# What the task requires
Reproduce the entire listing word for word.
== Listed records
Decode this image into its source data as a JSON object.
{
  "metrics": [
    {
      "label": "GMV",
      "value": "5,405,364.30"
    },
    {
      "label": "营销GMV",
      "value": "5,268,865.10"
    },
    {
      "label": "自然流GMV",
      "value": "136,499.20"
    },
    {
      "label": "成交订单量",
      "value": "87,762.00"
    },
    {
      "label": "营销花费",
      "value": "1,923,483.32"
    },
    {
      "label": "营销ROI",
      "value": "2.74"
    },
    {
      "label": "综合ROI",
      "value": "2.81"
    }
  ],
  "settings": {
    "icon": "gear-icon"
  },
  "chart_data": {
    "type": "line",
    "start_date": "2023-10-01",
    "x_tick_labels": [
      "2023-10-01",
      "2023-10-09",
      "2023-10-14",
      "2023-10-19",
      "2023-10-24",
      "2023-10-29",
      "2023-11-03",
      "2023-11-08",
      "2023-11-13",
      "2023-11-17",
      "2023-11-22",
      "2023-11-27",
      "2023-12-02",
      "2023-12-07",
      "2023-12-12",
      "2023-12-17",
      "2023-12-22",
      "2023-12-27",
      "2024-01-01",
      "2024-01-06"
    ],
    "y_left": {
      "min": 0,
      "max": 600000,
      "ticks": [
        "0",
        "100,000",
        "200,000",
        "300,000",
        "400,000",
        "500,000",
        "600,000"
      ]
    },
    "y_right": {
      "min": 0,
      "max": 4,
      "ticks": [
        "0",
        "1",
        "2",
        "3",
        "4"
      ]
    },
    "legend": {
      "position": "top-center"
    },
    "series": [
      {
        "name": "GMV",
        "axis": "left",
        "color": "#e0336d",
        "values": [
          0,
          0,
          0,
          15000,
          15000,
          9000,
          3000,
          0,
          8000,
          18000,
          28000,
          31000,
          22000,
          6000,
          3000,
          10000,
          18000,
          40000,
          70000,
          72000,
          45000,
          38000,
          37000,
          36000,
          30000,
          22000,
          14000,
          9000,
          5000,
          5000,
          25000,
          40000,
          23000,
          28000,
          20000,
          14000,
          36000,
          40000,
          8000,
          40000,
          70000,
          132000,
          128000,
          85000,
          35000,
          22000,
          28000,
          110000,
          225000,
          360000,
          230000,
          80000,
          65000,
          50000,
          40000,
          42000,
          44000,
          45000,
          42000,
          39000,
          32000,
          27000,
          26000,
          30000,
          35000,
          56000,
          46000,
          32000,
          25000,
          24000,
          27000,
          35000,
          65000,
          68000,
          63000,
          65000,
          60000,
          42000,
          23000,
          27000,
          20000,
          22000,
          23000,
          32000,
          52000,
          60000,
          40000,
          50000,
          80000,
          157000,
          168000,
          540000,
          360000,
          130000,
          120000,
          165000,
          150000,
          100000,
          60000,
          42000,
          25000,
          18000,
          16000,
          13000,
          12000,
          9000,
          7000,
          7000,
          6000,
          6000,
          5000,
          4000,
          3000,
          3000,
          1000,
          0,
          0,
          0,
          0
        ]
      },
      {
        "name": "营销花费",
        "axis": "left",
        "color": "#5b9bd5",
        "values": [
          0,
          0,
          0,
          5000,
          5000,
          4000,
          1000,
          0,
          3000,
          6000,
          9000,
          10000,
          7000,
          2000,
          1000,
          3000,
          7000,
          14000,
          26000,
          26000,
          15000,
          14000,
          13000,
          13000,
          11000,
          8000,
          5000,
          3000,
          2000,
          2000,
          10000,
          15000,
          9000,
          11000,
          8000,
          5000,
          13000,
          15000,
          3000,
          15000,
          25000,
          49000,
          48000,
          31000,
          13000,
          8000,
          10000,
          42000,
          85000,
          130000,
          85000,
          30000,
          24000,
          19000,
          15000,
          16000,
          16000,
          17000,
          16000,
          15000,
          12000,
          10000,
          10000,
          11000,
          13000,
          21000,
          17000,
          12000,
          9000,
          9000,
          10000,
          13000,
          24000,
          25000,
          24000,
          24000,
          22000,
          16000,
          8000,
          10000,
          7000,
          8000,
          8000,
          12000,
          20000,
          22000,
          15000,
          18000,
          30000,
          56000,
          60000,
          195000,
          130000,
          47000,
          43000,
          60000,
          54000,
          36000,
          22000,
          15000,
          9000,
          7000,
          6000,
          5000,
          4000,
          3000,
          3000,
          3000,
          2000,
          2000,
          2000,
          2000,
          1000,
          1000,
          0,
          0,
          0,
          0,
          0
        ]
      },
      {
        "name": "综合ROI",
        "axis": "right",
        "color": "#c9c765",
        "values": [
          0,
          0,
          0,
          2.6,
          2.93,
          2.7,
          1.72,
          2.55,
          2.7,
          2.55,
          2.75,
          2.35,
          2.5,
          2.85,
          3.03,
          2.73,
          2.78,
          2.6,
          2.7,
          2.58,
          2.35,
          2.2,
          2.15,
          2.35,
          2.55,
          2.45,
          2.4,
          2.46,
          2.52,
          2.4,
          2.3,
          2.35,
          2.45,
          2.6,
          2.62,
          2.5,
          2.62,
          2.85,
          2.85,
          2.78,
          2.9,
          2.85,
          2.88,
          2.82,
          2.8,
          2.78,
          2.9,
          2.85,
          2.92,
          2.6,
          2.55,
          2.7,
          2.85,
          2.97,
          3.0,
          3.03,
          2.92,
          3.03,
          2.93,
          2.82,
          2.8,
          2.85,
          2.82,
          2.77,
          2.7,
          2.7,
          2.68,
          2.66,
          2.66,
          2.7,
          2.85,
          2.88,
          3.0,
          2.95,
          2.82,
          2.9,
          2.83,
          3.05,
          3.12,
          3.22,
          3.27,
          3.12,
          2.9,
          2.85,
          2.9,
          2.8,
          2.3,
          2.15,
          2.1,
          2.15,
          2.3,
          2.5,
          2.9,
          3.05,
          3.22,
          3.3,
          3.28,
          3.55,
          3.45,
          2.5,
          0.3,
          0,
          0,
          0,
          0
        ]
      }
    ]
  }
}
====
# Response
Decode this image into its source data as a JSON object.
{
  "metrics": [
    {
      "label": "GMV",
      "value": "5,405,364.30"
    },
    {
      "label": "营销GMV",
      "value": "5,268,865.10"
    },
    {
      "label": "自然流GMV",
      "value": "136,499.20"
    },
    {
      "label": "成交订单量",
      "value": "87,762.00"
    },
    {
      "label": "营销花费",
      "value": "1,923,483.32"
    },
    {
      "label": "营销ROI",
      "value": "2.74"
    },
    {
      "label": "综合ROI",
      "value": "2.81"
    }
  ],
  "settings": {
    "icon": "gear-icon"
  },
  "chart_data": {
    "type": "line",
    "start_date": "2023-10-01",
    "x_tick_labels": [
      "2023-10-01",
      "2023-10-09",
      "2023-10-14",
      "2023-10-19",
      "2023-10-24",
      "2023-10-29",
      "2023-11-03",
      "2023-11-08",
      "2023-11-13",
      "2023-11-17",
      "2023-11-22",
      "2023-11-27",
      "2023-12-02",
      "2023-12-07",
      "2023-12-12",
      "2023-12-17",
      "2023-12-22",
      "2023-12-27",
      "2024-01-01",
      "2024-01-06"
    ],
    "y_left": {
      "min": 0,
      "max": 600000,
      "ticks": [
        "0",
        "100,000",
        "200,000",
        "300,000",
        "400,000",
        "500,000",
        "600,000"
      ]
    },
    "y_right": {
      "min": 0,
      "max": 4,
      "ticks": [
        "0",
        "1",
        "2",
        "3",
        "4"
      ]
    },
    "legend": {
      "position": "top-center"
    },
    "series": [
      {
        "name": "GMV",
        "axis": "left",
        "color": "#e0336d",
        "values": [
          0,
          0,
          0,
          15000,
          15000,
          9000,
          3000,
          0,
          8000,
          18000,
          28000,
          31000,
          22000,
          6000,
          3000,
          10000,
          18000,
          40000,
          70000,
          72000,
          45000,
          38000,
          37000,
          36000,
          30000,
          22000,
          14000,
          9000,
          5000,
          5000,
          25000,
          40000,
          23000,
          28000,
          20000,
          14000,
          36000,
          40000,
          8000,
          40000,
          70000,
          132000,
          128000,
          85000,
          35000,
          22000,
          28000,
          110000,
          225000,
          360000,
          230000,
          80000,
          65000,
          50000,
          40000,
          42000,
          44000,
          45000,
          42000,
          39000,
          32000,
          27000,
          26000,
          30000,
          35000,
          56000,
          46000,
          32000,
          25000,
          24000,
          27000,
          35000,
          65000,
          68000,
          63000,
          65000,
          60000,
          42000,
          23000,
          27000,
          20000,
          22000,
          23000,
          32000,
          52000,
          60000,
          40000,
          50000,
          80000,
          157000,
          168000,
          540000,
          360000,
          130000,
          120000,
          165000,
          150000,
          100000,
          60000,
          42000,
          25000,
          18000,
          16000,
          13000,
          12000,
          9000,
          7000,
          7000,
          6000,
          6000,
          5000,
          4000,
          3000,
          3000,
          1000,
          0,
          0,
          0,
          0
        ]
      },
      {
        "name": "营销花费",
        "axis": "left",
        "color": "#5b9bd5",
        "values": [
          0,
          0,
          0,
          5000,
          5000,
          4000,
          1000,
          0,
          3000,
          6000,
          9000,
          10000,
          7000,
          2000,
          1000,
          3000,
          7000,
          14000,
          26000,
          26000,
          15000,
          14000,
          13000,
          13000,
          11000,
          8000,
          5000,
          3000,
          2000,
          2000,
          10000,
          15000,
          9000,
          11000,
          8000,
          5000,
          13000,
          15000,
          3000,
          15000,
          25000,
          49000,
          48000,
          31000,
          13000,
          8000,
          10000,
          42000,
          85000,
          130000,
          85000,
          30000,
          24000,
          19000,
          15000,
          16000,
          16000,
          17000,
          16000,
          15000,
          12000,
          10000,
          10000,
          11000,
          13000,
          21000,
          17000,
          12000,
          9000,
          9000,
          10000,
          13000,
          24000,
          25000,
          24000,
          24000,
          22000,
          16000,
          8000,
          10000,
          7000,
          8000,
          8000,
          12000,
          20000,
          22000,
          15000,
          18000,
          30000,
          56000,
          60000,
          195000,
          130000,
          47000,
          43000,
          60000,
          54000,
          36000,
          22000,
          15000,
          9000,
          7000,
          6000,
          5000,
          4000,
          3000,
          3000,
          3000,
          2000,
          2000,
          2000,
          2000,
          1000,
          1000,
          0,
          0,
          0,
          0,
          0
        ]
      },
      {
        "name": "综合ROI",
        "axis": "right",
        "color": "#c9c765",
        "values": [
          0,
          0,
          0,
          2.6,
          2.93,
          2.7,
          1.72,
          2.55,
          2.7,
          2.55,
          2.75,
          2.35,
          2.5,
          2.85,
          3.03,
          2.73,
          2.78,
          2.6,
          2.7,
          2.58,
          2.35,
          2.2,
          2.15,
          2.35,
          2.55,
          2.45,
          2.4,
          2.46,
          2.52,
          2.4,
          2.3,
          2.35,
          2.45,
          2.6,
          2.62,
          2.5,
          2.62,
          2.85,
          2.85,
          2.78,
          2.9,
          2.85,
          2.88,
          2.82,
          2.8,
          2.78,
          2.9,
          2.85,
          2.92,
          2.6,
          2.55,
          2.7,
          2.85,
          2.97,
          3.0,
          3.03,
          2.92,
          3.03,
          2.93,
          2.82,
          2.8,
          2.85,
          2.82,
          2.77,
          2.7,
          2.7,
          2.68,
          2.66,
          2.66,
          2.7,
          2.85,
          2.88,
          3.0,
          2.95,
          2.82,
          2.9,
          2.83,
          3.05,
          3.12,
          3.22,
          3.27,
          3.12,
          2.9,
          2.85,
          2.9,
          2.8,
          2.3,
          2.15,
          2.1,
          2.15,
          2.3,
          2.5,
          2.9,
          3.05,
          3.22,
          3.3,
          3.28,
          3.55,
          3.45,
          2.5,
          0.3,
          0,
          0,
          0,
          0
        ]
      }
    ]
  }
}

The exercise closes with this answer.